CONSIGNE 1 ->
D'après le passage sur Istanbul, de quel quartier partent les ferries pour le continent asiatique ?
CONSIGNE 2 ->
Extrayez du passage sur Istanbul tout ce qui va de « Istanbul est une » jusqu'à « à part entière. ».

Nous y sommes, la boucle est bouclée.
Istanbul est une mégalopole impressionnante. Elle fascine autant qu’elle terrifie. L’insécurité y est quasi inexistante, malgré ses 17 millions d’habitants. Chaque quartier est une ville à part entière.
Dans le quartier Galata, riche en histoire et diversité culturelle, il y a désormais surtout des logements touristiques et des petites boutiques bobo aux prix exorbitants, voire directement en euros ou en dollars. En descendant, on arrive à Karaköy d’où partent les ferries pour le continent asiatique notamment. Si l’on emprunte le pont au-dessus de l’estuaire de la corne d’or et son enfilade de pêcheurs, on se retrouve vers le grand bazar, non loin des principales attractions touristiques, dont la mosquée Sainte-Sophie et le Palais de Topkapi. Le marché aux épices est somptueux également, mais les rabatteurs et leurs étales croulantes sous les sucreries et autres poudres, couplées à la foule, donnent presque la nausée ; le pire étant le grand bazar et son immense conglomérat de plastique, contrefaçons et babioles en tout genre. La chaleur moite et la densité de population rendent les journées de visite éreintantes ou bien c’est seulement nos corps qui ont besoin de repos. Néanmoins, les découvertes culinaires : moules farcies, kokorec (sandwich aux tripes), kumpir (patate garnie) ou encore le charmant quartier de Kadikoy font d’Istanbul une ville attachante dans laquelle on souhaiterait prendre le temps de se perdre pour en capter l’essence et y déceler les secrets.

DONNÉES FOURNIES ->
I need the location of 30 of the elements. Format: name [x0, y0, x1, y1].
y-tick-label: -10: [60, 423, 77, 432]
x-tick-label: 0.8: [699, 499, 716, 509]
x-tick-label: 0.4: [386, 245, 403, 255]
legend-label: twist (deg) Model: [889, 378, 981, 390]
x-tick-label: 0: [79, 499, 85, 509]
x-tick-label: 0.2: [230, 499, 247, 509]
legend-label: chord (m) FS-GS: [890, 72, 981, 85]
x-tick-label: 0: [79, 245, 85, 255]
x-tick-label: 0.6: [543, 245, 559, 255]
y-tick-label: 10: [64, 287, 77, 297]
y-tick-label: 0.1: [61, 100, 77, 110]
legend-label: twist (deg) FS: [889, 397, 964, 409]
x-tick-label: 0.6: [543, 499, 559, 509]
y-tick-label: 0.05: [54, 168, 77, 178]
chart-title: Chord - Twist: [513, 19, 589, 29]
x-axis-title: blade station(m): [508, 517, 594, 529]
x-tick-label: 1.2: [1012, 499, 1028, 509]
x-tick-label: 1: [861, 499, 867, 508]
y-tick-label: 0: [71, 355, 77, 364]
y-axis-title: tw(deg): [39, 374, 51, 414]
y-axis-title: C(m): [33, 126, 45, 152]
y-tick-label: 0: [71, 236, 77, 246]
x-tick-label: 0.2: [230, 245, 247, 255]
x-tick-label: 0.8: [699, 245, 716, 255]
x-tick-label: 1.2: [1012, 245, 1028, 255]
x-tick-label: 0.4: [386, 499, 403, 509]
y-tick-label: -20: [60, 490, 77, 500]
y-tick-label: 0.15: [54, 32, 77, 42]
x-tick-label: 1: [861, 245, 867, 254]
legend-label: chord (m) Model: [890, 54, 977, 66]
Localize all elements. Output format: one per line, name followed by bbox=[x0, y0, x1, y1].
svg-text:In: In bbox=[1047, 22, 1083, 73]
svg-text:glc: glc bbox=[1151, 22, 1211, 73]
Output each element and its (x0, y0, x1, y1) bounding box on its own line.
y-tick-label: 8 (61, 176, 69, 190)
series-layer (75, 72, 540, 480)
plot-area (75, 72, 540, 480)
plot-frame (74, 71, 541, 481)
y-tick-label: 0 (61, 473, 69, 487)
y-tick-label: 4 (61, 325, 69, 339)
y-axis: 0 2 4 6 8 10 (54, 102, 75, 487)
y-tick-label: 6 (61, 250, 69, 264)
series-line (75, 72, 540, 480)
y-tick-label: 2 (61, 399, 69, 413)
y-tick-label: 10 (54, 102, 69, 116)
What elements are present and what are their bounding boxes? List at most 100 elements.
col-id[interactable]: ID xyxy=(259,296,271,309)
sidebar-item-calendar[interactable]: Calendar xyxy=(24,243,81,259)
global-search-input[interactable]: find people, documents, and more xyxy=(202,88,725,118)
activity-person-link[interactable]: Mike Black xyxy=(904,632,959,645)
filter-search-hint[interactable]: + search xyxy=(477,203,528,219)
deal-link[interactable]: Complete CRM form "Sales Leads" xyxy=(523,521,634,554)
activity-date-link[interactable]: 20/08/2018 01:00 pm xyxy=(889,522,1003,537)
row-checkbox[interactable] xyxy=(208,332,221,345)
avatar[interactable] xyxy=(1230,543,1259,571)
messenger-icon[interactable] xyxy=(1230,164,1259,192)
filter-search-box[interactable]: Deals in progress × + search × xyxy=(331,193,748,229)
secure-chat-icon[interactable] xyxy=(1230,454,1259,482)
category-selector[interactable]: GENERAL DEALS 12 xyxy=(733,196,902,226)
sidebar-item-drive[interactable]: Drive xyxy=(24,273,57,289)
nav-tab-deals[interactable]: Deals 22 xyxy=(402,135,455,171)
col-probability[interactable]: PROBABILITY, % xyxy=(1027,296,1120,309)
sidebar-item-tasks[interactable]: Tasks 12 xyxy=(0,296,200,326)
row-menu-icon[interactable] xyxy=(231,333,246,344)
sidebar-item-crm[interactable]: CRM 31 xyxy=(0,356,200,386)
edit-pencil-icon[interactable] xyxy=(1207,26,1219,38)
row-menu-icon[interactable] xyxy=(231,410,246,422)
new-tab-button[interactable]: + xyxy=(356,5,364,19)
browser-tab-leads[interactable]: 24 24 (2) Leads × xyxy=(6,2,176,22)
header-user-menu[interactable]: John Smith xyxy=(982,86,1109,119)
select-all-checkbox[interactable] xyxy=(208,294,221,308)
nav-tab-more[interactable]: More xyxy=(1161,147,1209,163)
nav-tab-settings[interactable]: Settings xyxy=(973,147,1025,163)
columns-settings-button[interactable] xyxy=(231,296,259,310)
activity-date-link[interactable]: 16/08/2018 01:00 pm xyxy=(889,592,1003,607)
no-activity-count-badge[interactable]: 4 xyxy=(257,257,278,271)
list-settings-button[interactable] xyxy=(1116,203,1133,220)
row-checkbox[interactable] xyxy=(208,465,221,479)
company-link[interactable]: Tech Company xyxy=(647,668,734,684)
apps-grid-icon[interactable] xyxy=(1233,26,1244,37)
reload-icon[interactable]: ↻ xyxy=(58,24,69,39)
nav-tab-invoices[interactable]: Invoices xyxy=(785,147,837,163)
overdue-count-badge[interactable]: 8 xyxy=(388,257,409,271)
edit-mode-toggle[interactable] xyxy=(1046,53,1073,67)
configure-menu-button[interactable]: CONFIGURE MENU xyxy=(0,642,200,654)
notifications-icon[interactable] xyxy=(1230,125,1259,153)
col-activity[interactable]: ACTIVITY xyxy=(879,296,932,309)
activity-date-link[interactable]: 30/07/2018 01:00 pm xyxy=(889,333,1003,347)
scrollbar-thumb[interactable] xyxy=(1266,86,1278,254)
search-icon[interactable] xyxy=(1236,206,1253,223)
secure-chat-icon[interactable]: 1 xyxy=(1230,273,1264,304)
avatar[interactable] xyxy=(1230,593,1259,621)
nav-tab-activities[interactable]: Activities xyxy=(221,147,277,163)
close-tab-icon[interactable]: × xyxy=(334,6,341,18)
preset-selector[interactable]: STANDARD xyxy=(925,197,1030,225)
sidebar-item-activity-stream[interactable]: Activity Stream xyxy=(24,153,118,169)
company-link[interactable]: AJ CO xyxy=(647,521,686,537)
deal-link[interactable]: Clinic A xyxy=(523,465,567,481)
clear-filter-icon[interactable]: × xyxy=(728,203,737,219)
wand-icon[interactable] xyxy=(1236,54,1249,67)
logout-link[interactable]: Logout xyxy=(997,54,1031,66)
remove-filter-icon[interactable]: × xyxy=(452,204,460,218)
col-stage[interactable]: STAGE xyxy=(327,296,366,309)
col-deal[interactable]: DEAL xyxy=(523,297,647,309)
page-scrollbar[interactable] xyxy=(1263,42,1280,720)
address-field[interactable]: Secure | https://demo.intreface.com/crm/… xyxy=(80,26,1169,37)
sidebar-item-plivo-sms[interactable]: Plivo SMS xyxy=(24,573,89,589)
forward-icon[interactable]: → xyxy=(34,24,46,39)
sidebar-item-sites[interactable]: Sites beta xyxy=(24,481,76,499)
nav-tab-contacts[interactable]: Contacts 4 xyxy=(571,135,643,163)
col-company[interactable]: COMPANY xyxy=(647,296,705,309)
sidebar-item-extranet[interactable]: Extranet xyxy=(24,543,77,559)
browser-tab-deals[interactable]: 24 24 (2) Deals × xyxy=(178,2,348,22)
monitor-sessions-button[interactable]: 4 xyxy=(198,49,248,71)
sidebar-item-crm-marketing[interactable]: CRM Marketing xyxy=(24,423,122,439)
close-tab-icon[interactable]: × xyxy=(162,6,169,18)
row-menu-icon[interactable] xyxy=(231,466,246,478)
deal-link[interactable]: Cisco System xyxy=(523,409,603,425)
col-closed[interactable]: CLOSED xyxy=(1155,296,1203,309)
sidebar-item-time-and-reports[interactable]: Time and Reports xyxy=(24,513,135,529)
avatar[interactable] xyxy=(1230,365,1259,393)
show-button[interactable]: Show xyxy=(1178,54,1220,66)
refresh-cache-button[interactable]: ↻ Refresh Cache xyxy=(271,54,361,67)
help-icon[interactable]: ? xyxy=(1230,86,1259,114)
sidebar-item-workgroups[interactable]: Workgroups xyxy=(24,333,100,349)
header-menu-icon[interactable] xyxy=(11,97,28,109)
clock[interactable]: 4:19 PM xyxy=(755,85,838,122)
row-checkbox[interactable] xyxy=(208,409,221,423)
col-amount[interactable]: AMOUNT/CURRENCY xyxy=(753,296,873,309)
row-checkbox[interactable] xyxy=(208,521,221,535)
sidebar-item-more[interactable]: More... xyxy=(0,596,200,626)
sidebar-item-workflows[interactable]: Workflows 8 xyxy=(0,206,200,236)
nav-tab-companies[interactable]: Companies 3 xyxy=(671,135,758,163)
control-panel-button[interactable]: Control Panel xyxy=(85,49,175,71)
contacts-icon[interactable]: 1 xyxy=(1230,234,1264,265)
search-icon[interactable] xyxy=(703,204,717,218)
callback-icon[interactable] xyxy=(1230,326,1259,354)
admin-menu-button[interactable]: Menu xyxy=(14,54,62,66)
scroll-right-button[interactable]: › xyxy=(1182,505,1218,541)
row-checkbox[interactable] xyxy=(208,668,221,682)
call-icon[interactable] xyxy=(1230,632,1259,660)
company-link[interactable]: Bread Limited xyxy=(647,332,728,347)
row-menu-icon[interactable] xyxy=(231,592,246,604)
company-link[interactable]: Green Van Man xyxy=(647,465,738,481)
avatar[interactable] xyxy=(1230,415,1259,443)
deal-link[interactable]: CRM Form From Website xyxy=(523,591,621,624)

RÉPONSE 1 ->
De Karaköy.

RÉPONSE 2 ->
Istanbul est une mégalopole impressionnante. Elle fascine autant qu’elle terrifie. L’insécurité y est quasi inexistante, malgré ses 17 millions d’habitants. Chaque quartier est une ville à part entière.